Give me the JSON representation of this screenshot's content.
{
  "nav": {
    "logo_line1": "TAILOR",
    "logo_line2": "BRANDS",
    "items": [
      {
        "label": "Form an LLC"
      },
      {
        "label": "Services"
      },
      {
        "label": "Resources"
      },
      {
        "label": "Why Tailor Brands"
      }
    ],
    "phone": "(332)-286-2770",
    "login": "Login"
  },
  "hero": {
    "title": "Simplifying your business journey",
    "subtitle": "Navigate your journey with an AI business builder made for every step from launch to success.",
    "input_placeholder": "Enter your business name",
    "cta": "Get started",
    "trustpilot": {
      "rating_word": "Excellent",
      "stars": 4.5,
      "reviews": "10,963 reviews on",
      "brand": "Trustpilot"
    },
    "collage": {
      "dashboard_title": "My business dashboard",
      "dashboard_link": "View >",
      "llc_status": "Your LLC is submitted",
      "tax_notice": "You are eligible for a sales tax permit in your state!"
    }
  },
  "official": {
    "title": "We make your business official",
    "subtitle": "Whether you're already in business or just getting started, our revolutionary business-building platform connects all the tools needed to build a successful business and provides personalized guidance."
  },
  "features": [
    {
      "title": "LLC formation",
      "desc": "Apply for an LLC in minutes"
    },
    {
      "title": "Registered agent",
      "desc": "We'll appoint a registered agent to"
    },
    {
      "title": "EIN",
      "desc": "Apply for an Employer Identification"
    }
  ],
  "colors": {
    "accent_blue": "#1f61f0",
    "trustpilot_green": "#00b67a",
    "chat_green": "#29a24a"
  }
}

» Set task
Transcribe each entry precisely, missing none.

» Response
Give me the JSON representation of this screenshot's content.
{
  "nav": {
    "logo_line1": "TAILOR",
    "logo_line2": "BRANDS",
    "items": [
      {
        "label": "Form an LLC"
      },
      {
        "label": "Services"
      },
      {
        "label": "Resources"
      },
      {
        "label": "Why Tailor Brands"
      }
    ],
    "phone": "(332)-286-2770",
    "login": "Login"
  },
  "hero": {
    "title": "Simplifying your business journey",
    "subtitle": "Navigate your journey with an AI business builder made for every step from launch to success.",
    "input_placeholder": "Enter your business name",
    "cta": "Get started",
    "trustpilot": {
      "rating_word": "Excellent",
      "stars": 4.5,
      "reviews": "10,963 reviews on",
      "brand": "Trustpilot"
    },
    "collage": {
      "dashboard_title": "My business dashboard",
      "dashboard_link": "View >",
      "llc_status": "Your LLC is submitted",
      "tax_notice": "You are eligible for a sales tax permit in your state!"
    }
  },
  "official": {
    "title": "We make your business official",
    "subtitle": "Whether you're already in business or just getting started, our revolutionary business-building platform connects all the tools needed to build a successful business and provides personalized guidance."
  },
  "features": [
    {
      "title": "LLC formation",
      "desc": "Apply for an LLC in minutes"
    },
    {
      "title": "Registered agent",
      "desc": "We'll appoint a registered agent to"
    },
    {
      "title": "EIN",
      "desc": "Apply for an Employer Identification"
    }
  ],
  "colors": {
    "accent_blue": "#1f61f0",
    "trustpilot_green": "#00b67a",
    "chat_green": "#29a24a"
  }
}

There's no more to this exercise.